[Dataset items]
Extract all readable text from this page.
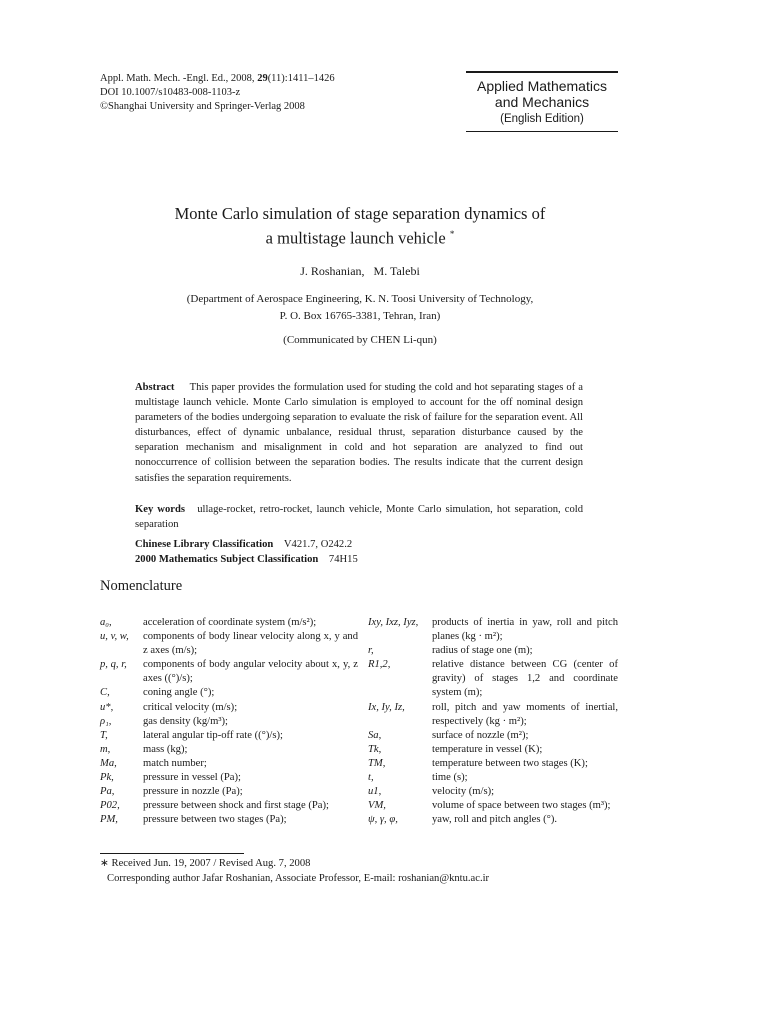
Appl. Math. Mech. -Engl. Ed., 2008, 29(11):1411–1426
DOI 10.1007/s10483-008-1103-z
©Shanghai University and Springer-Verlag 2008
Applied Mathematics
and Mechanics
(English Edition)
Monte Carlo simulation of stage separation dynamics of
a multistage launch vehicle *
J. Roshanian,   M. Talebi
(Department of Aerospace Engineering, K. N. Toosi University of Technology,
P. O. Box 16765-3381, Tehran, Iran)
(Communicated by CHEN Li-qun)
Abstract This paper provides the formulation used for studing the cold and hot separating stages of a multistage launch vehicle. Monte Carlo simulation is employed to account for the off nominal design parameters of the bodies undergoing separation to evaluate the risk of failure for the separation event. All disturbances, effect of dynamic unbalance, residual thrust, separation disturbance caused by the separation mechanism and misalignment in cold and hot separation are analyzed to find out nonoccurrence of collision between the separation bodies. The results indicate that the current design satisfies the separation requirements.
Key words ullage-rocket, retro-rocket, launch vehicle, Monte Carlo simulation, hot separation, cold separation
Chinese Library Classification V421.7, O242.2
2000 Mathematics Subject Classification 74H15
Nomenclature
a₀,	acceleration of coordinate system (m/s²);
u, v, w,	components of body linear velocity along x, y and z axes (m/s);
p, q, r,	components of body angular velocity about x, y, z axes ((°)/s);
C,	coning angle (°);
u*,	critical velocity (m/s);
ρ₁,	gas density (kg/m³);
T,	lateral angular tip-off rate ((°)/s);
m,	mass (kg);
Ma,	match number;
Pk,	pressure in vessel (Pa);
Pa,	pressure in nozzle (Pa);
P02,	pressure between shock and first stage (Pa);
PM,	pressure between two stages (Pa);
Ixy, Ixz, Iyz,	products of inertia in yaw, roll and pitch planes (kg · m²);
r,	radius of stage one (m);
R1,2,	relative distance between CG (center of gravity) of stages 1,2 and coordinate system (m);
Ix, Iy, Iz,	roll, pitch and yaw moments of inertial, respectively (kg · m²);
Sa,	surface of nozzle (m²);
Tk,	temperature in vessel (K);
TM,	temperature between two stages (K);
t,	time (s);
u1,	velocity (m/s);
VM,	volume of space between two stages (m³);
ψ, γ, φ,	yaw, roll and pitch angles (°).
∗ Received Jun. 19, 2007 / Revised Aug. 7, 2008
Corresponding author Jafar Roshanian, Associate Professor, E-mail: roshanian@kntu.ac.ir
==
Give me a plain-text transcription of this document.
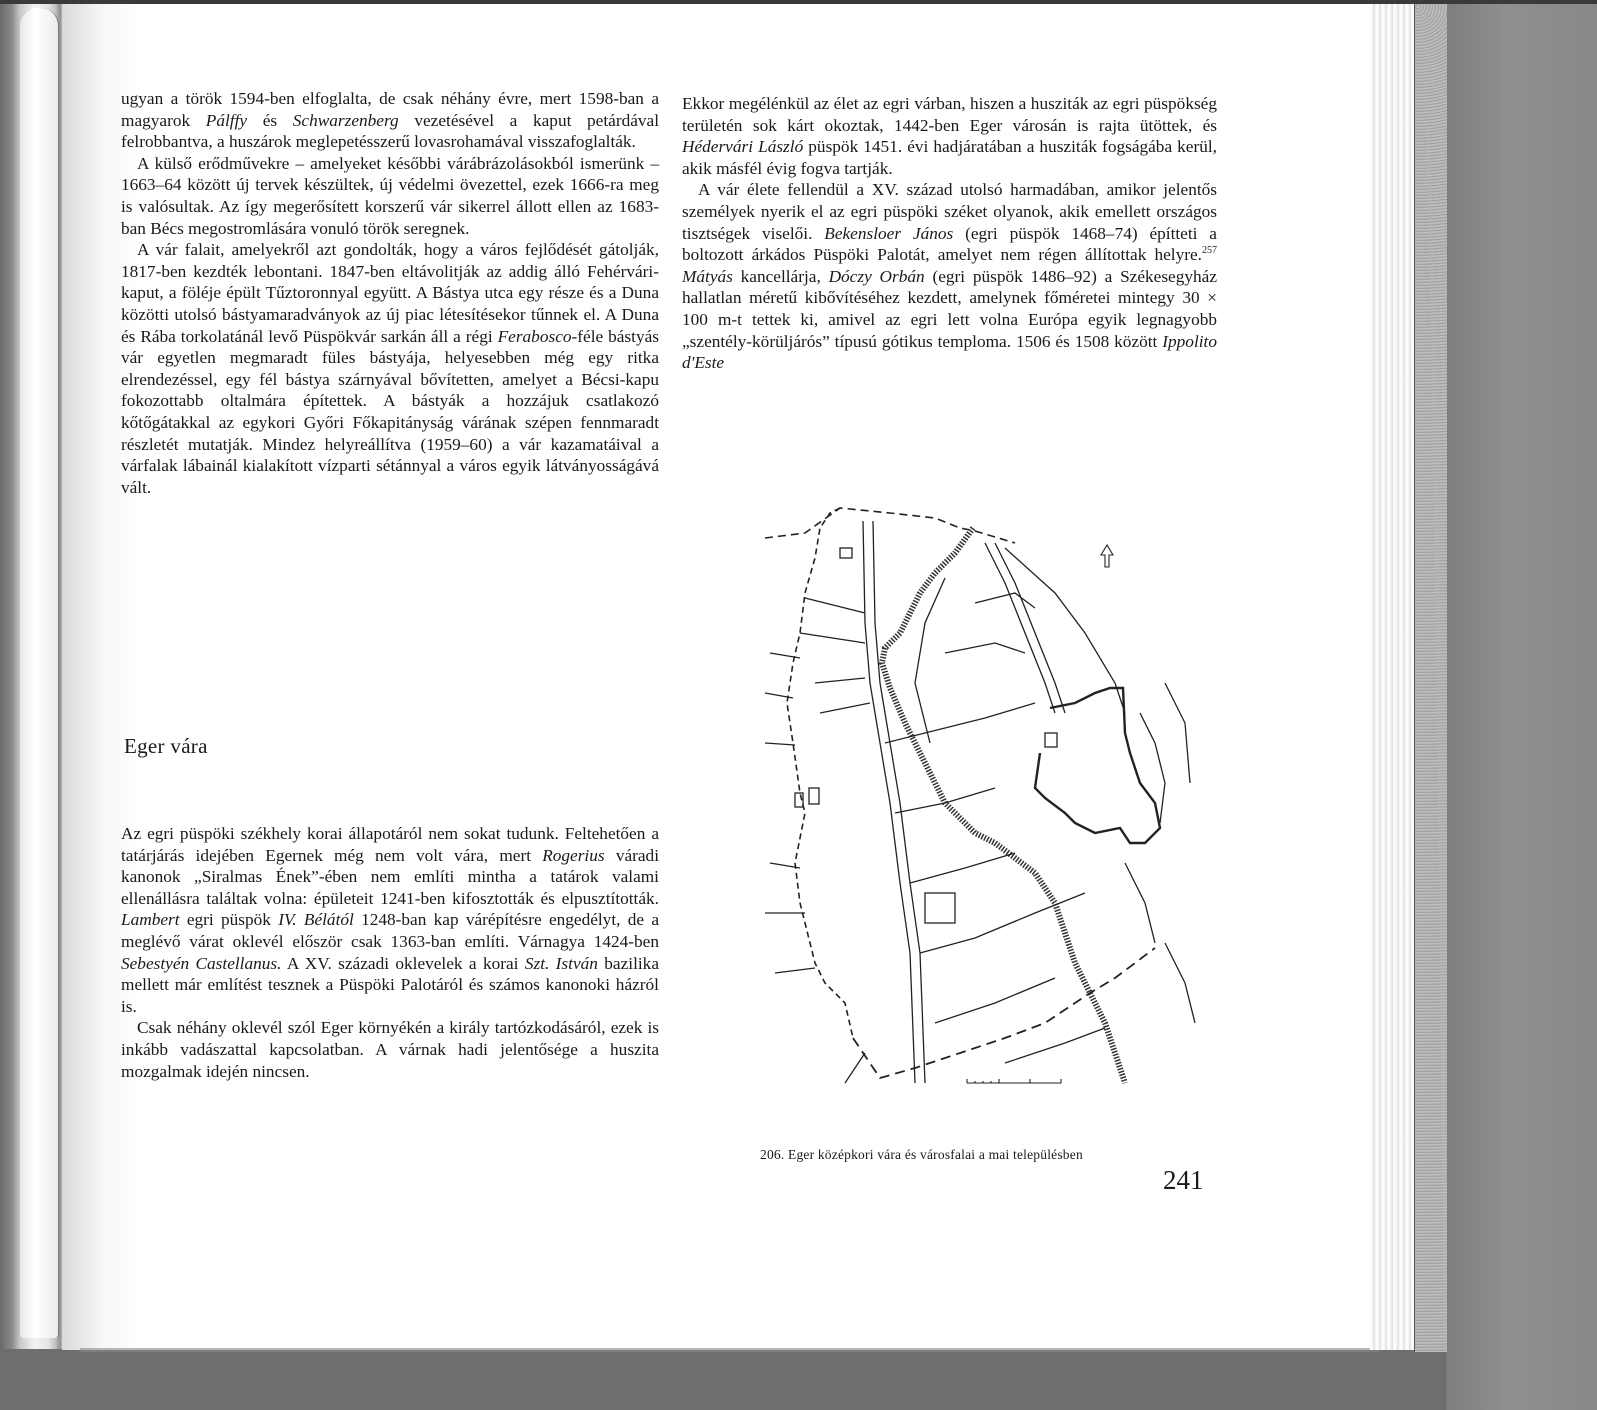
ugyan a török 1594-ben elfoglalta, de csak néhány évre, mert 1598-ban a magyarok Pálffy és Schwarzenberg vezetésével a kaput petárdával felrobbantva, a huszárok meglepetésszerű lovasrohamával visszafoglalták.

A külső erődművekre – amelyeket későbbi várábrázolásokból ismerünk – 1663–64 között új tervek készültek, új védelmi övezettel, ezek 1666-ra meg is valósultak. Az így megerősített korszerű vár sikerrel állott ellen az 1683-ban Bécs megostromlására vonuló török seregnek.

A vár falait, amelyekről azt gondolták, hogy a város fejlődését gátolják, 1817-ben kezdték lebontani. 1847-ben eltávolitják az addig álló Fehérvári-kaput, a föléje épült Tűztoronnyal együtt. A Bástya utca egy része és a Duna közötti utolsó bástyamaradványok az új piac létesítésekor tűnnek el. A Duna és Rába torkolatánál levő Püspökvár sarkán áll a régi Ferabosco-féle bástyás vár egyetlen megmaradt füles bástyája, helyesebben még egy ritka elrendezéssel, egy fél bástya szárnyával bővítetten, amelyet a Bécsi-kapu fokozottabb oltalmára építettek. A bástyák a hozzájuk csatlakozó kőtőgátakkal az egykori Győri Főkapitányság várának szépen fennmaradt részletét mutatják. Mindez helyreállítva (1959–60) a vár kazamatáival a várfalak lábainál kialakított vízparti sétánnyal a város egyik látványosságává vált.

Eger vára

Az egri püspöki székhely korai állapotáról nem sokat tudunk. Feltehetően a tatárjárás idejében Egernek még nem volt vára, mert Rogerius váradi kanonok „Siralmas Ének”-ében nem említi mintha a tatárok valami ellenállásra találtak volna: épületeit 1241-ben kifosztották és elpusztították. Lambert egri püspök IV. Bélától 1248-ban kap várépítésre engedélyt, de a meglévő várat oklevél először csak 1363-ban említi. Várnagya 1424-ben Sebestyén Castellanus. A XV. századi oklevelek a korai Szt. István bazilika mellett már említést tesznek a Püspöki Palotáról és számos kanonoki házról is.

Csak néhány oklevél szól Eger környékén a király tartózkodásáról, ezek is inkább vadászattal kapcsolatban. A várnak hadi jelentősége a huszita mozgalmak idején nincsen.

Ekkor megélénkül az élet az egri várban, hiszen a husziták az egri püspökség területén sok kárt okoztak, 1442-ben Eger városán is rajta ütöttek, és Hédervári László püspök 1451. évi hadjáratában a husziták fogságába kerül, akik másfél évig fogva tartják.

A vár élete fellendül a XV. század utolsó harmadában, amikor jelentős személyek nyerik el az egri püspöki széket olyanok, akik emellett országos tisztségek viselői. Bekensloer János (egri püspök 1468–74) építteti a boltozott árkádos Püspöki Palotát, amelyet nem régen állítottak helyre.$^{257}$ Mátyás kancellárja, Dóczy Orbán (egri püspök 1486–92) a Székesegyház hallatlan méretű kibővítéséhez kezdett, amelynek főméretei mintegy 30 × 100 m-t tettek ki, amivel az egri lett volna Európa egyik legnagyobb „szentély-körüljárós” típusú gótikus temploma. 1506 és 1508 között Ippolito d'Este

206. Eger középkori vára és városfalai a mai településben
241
==
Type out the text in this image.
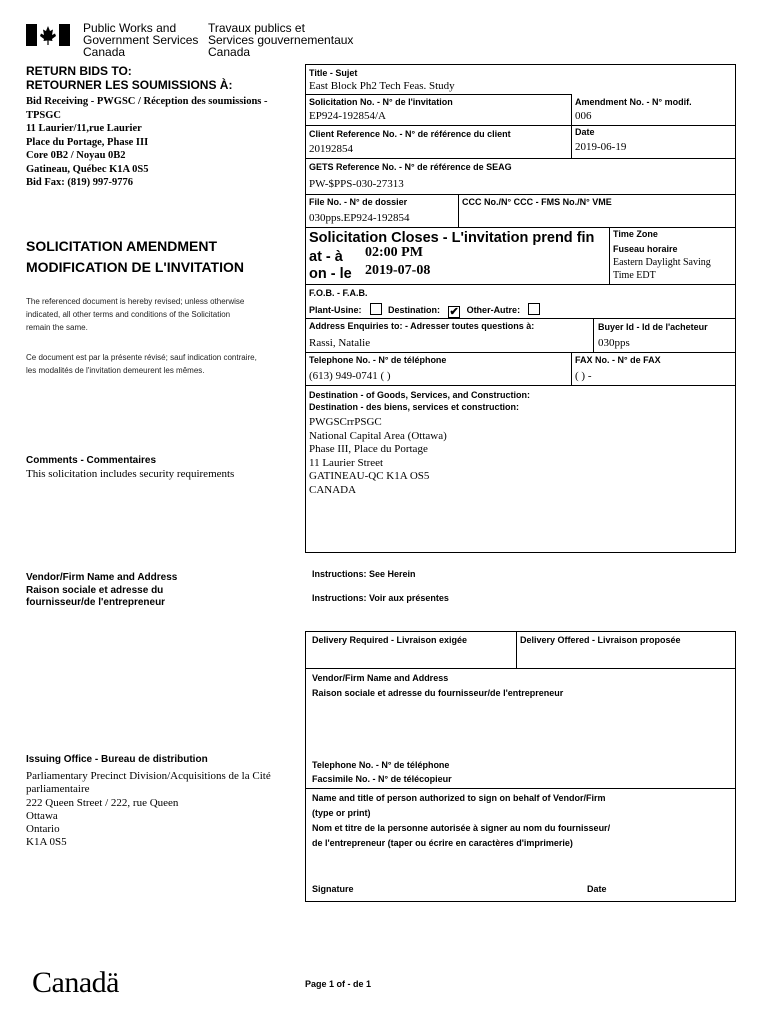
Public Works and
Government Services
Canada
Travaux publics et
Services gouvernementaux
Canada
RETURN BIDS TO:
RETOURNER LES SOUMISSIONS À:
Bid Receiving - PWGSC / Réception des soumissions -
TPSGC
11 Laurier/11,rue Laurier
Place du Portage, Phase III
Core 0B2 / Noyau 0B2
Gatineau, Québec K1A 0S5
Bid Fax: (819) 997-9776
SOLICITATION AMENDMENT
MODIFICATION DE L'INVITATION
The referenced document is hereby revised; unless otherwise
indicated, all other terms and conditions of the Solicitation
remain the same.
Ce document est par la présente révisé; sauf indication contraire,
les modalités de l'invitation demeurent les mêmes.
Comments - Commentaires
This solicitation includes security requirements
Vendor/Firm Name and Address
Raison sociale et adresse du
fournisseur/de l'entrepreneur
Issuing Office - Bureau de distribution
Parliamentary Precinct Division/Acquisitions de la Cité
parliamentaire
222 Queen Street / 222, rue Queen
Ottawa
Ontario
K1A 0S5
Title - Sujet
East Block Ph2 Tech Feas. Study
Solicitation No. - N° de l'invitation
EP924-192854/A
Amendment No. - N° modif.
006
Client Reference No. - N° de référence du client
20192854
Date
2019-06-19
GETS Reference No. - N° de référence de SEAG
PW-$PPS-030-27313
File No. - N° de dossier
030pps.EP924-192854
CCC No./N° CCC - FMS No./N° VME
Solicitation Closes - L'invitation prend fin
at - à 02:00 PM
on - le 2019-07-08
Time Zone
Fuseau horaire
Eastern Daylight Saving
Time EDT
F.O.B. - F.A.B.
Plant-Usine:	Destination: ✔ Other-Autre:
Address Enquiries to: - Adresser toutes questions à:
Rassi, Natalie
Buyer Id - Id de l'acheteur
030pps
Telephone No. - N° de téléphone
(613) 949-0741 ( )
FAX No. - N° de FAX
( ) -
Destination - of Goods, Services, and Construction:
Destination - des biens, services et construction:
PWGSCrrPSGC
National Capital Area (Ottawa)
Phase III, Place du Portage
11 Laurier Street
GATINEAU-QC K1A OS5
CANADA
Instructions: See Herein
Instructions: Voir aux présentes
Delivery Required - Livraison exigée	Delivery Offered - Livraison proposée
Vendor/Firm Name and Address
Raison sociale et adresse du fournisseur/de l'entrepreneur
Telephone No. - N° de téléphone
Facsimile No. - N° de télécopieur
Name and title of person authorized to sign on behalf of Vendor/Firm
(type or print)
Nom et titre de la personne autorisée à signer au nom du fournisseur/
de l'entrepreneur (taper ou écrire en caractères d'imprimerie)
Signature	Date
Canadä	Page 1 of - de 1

- **Short exercise**: Every line in the data that holds "török" should be copied out.

- **Correct response**:
ugyan a török 1594-ben elfoglalta, de csak néhány évre, mert 1598-ban a magyarok Pálffy és Schwarzenberg vezetésével a kaput petárdával felrobbantva, a huszárok meglepetésszerű lovasrohamával visszafoglalták.
A külső erődművekre – amelyeket későbbi várábrázolásokból ismerünk – 1663–64 között új tervek készültek, új védelmi övezettel, ezek 1666-ra meg is valósultak. Az így megerősített korszerű vár sikerrel állott ellen az 1683-ban Bécs megostromlására vonuló török seregnek.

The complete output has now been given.